>>>>

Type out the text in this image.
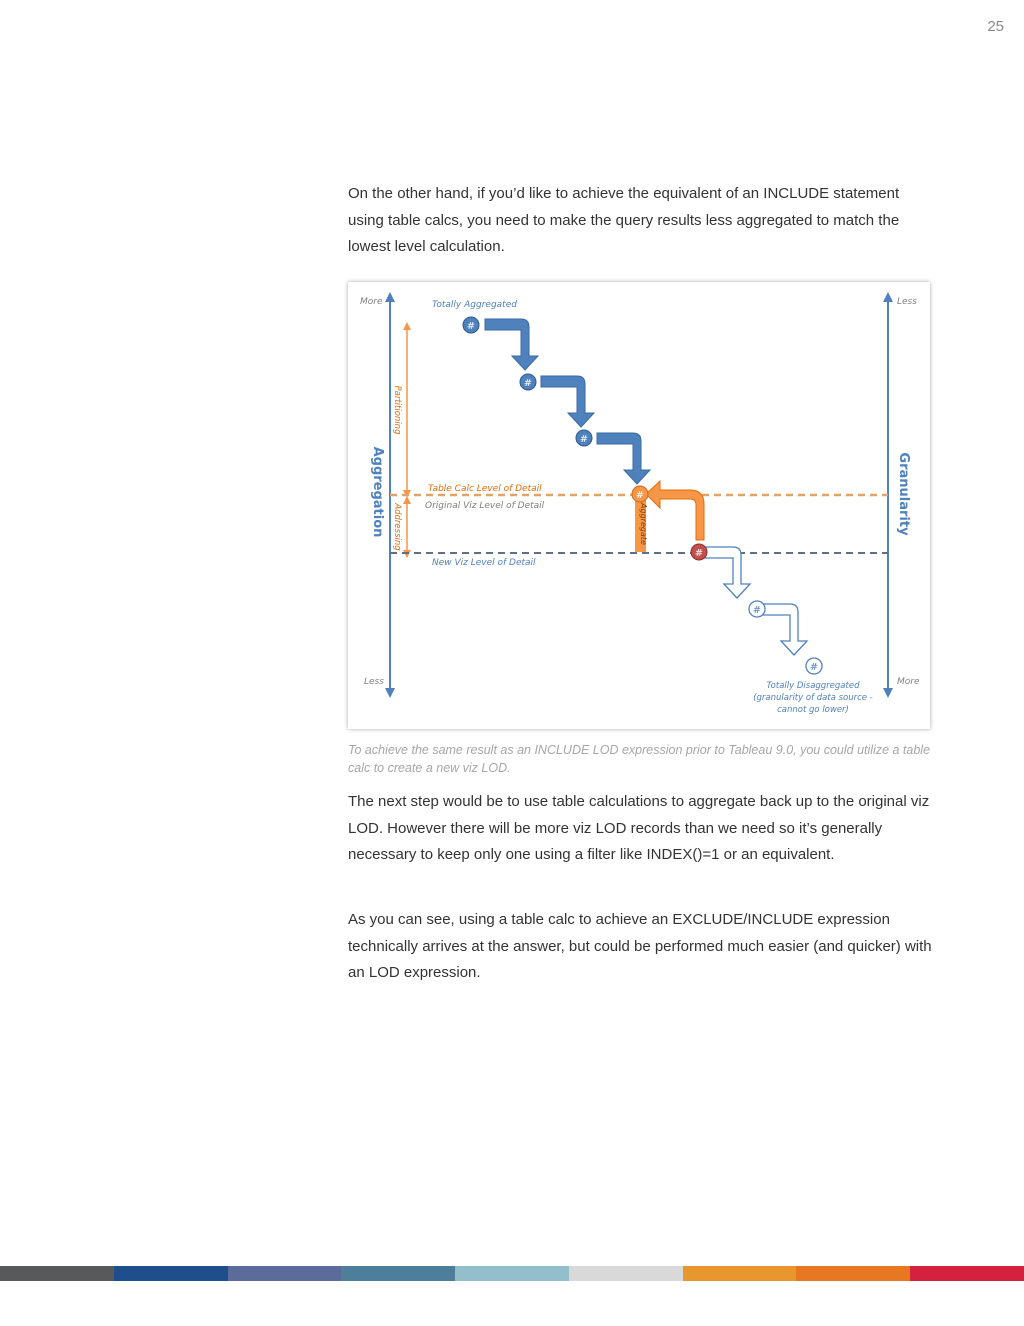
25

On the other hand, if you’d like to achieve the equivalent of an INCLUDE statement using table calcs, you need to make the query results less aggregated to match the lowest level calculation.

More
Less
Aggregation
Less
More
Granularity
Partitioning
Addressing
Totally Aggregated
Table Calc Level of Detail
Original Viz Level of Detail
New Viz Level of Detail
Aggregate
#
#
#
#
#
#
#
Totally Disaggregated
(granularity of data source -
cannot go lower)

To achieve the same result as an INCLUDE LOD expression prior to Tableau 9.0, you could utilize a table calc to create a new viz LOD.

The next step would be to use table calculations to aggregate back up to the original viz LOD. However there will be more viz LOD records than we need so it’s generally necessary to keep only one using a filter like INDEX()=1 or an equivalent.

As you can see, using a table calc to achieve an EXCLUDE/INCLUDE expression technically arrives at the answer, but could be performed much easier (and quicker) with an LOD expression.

<<<<
>>>>

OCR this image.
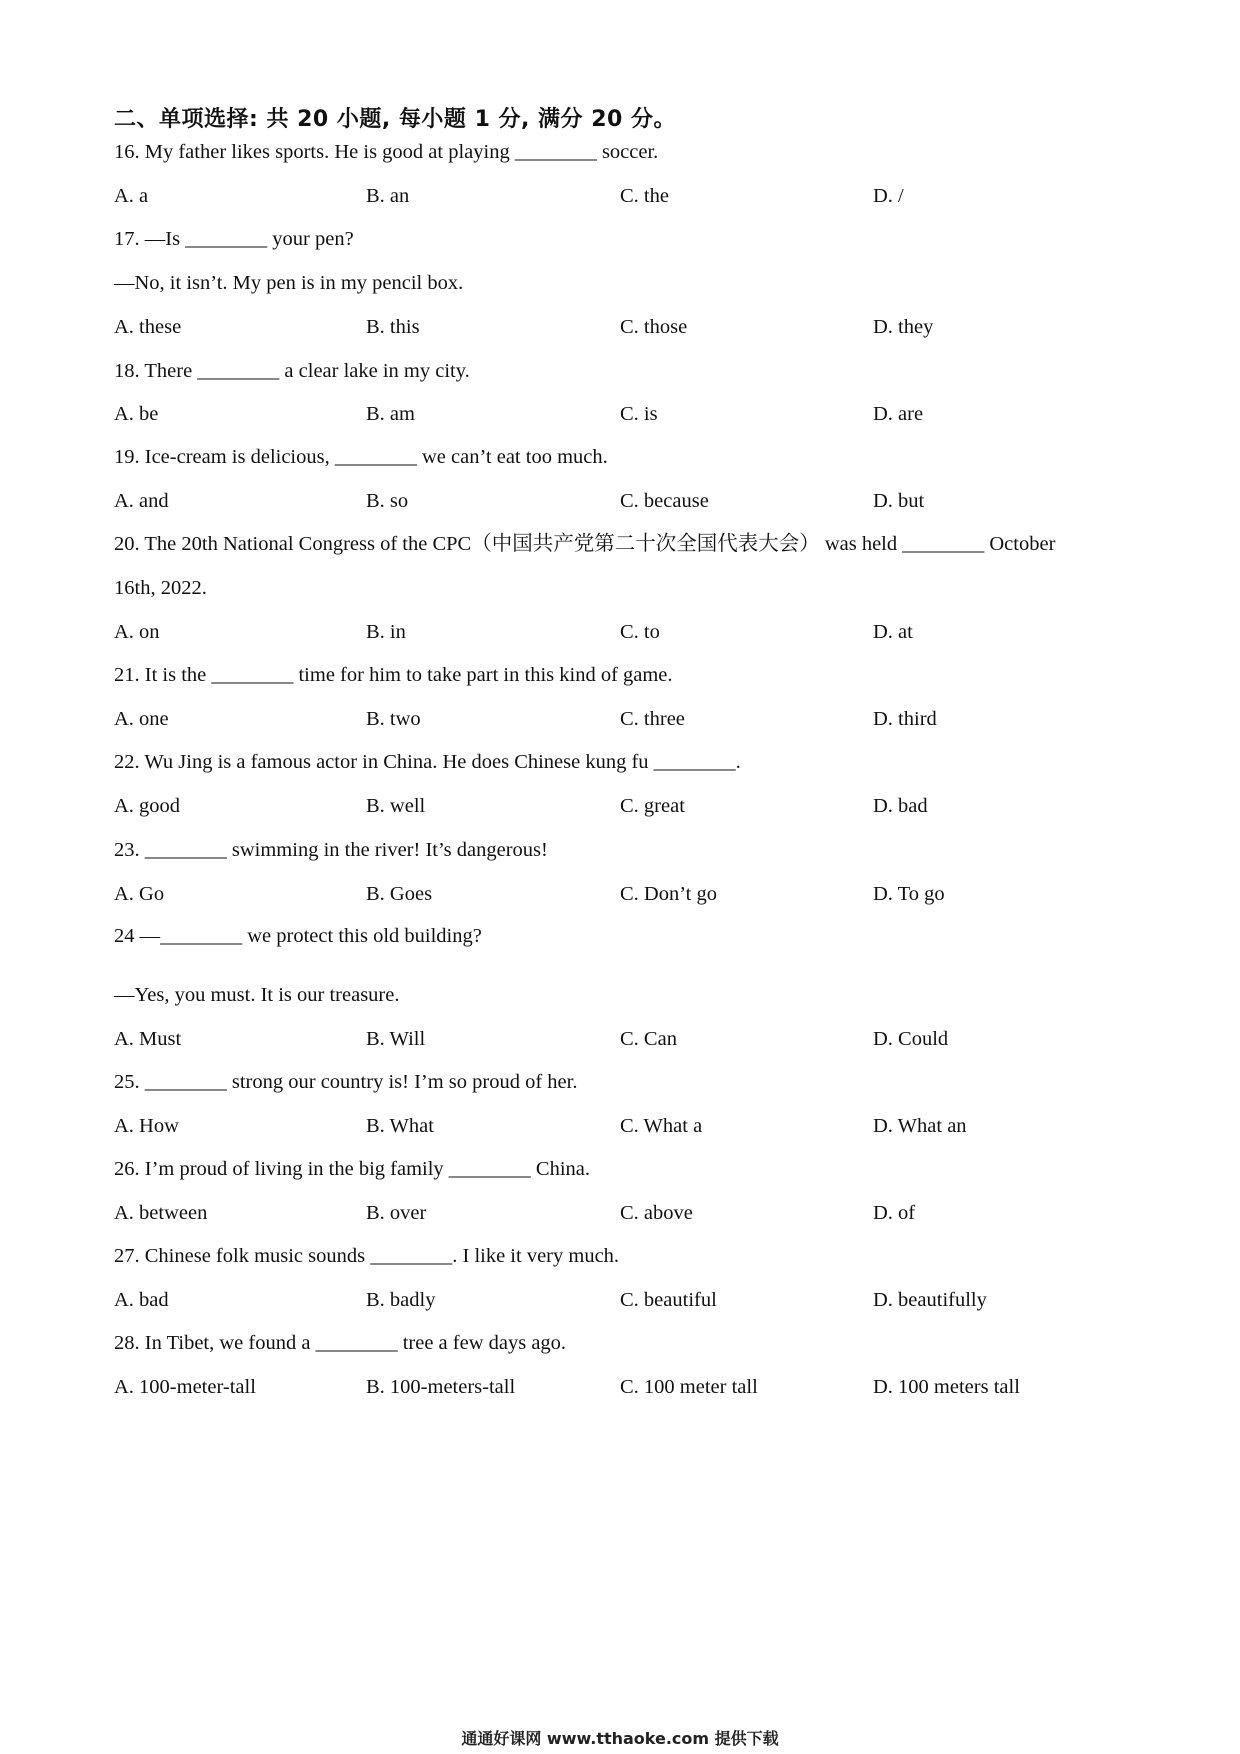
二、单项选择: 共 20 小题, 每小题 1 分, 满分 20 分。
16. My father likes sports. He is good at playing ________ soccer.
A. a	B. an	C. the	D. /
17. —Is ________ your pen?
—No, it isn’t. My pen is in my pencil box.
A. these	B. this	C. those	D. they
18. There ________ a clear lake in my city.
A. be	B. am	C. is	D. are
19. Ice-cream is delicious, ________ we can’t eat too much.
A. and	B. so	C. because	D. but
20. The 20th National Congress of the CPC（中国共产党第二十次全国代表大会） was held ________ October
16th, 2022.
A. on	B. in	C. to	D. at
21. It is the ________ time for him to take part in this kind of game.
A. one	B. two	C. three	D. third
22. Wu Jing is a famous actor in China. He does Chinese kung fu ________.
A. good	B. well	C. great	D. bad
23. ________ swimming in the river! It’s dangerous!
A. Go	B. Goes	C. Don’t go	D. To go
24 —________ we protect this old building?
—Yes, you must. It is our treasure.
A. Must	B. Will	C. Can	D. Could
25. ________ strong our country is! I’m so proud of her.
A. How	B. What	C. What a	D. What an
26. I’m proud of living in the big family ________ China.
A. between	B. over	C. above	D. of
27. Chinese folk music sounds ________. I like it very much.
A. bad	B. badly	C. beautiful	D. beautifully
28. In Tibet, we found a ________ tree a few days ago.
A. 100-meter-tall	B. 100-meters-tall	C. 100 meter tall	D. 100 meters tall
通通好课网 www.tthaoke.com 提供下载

<<<<

Isolate each line of the listing above that includes "Totally". Copy it.

Totally Aggregated
Totally Disaggregated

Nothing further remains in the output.